_What this task involves_
Below is a listing to transcribe in full and exactly; keep the pictures out.

_Materials provided_
◆ ◆ ◆ ◆
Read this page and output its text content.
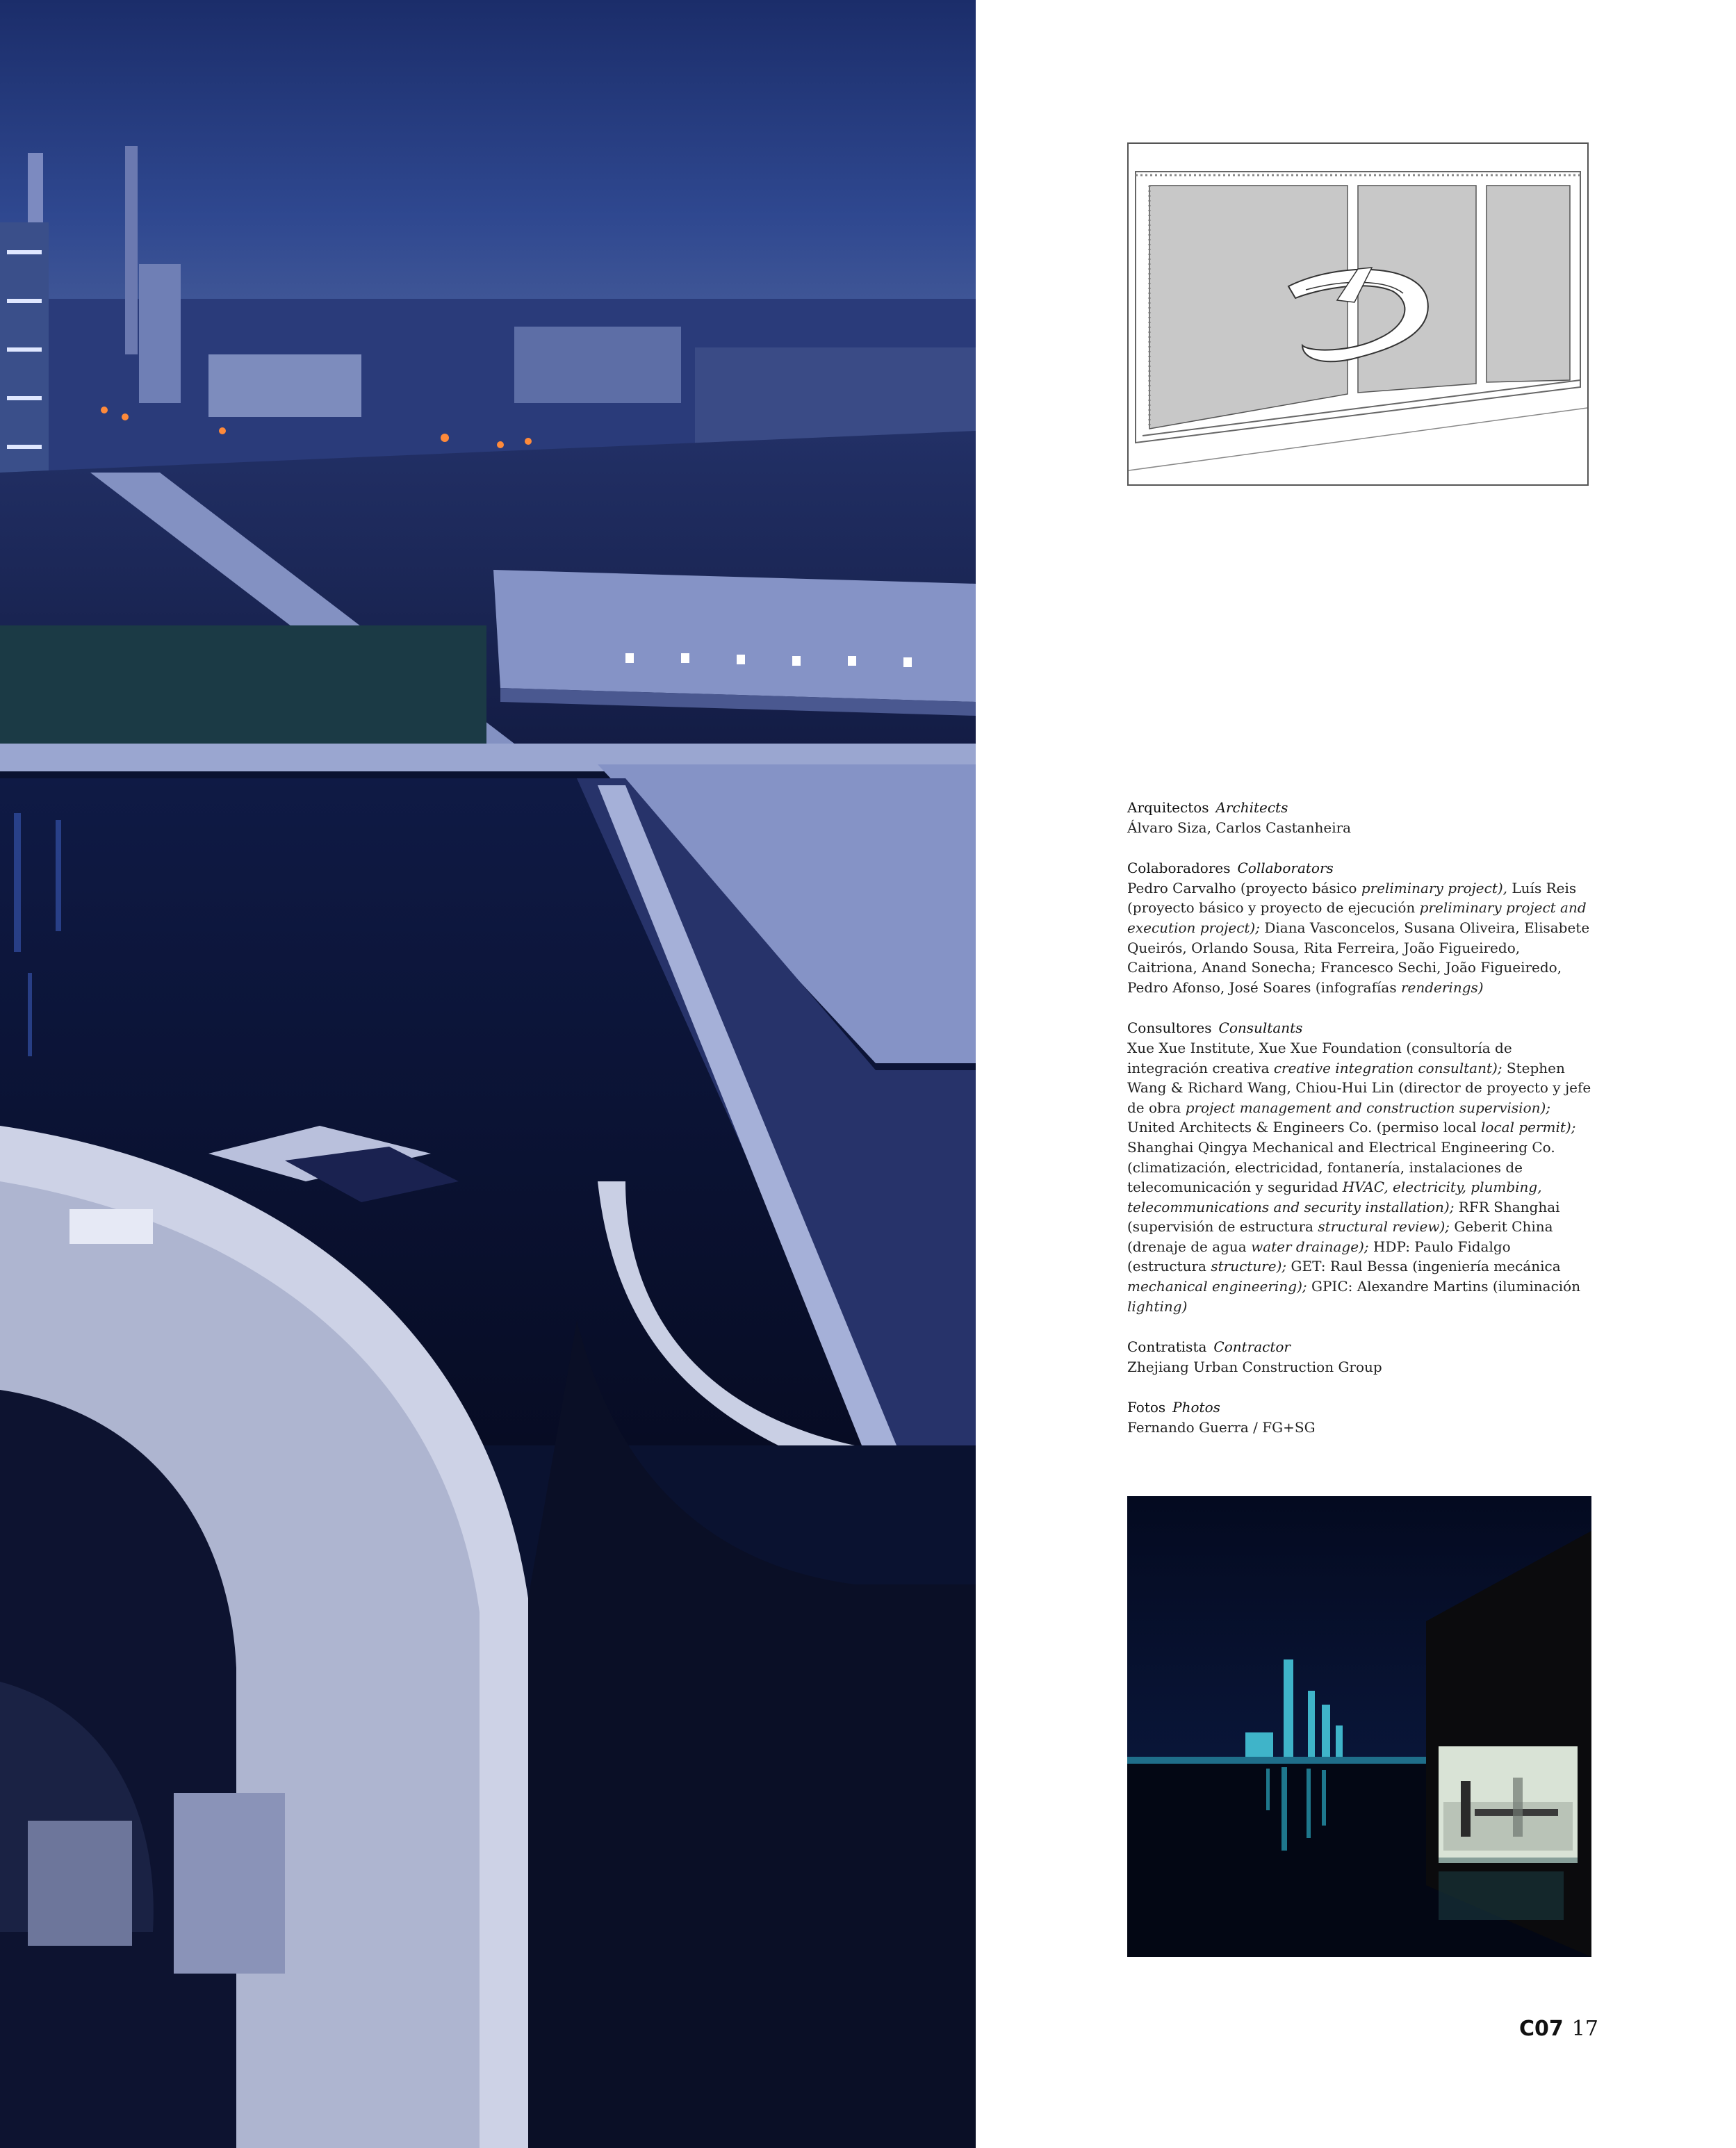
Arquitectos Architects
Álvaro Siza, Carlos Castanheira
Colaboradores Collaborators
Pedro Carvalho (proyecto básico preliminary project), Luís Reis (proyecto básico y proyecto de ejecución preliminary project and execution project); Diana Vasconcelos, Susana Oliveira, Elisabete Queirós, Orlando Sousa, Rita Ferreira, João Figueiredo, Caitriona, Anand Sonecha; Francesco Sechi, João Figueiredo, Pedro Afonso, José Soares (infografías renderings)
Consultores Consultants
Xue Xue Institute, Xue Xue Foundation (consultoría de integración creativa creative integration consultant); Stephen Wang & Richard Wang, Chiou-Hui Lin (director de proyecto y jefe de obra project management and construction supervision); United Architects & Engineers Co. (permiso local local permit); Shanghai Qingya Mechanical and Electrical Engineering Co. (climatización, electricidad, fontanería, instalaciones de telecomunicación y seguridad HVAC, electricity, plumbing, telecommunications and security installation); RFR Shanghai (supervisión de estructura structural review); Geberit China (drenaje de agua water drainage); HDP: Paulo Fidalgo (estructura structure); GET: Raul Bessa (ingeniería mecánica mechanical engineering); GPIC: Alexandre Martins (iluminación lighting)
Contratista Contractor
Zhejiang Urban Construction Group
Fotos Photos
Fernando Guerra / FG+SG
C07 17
◆ ◆ ◆ ◆
_Answer for this exercise_
Read this page and output its text content.
Arquitectos Architects
Álvaro Siza, Carlos Castanheira
Colaboradores Collaborators
Pedro Carvalho (proyecto básico preliminary project), Luís Reis (proyecto básico y proyecto de ejecución preliminary project and execution project); Diana Vasconcelos, Susana Oliveira, Elisabete Queirós, Orlando Sousa, Rita Ferreira, João Figueiredo, Caitriona, Anand Sonecha; Francesco Sechi, João Figueiredo, Pedro Afonso, José Soares (infografías renderings)
Consultores Consultants
Xue Xue Institute, Xue Xue Foundation (consultoría de integración creativa creative integration consultant); Stephen Wang & Richard Wang, Chiou-Hui Lin (director de proyecto y jefe de obra project management and construction supervision); United Architects & Engineers Co. (permiso local local permit); Shanghai Qingya Mechanical and Electrical Engineering Co. (climatización, electricidad, fontanería, instalaciones de telecomunicación y seguridad HVAC, electricity, plumbing, telecommunications and security installation); RFR Shanghai (supervisión de estructura structural review); Geberit China (drenaje de agua water drainage); HDP: Paulo Fidalgo (estructura structure); GET: Raul Bessa (ingeniería mecánica mechanical engineering); GPIC: Alexandre Martins (iluminación lighting)
Contratista Contractor
Zhejiang Urban Construction Group
Fotos Photos
Fernando Guerra / FG+SG
C07 17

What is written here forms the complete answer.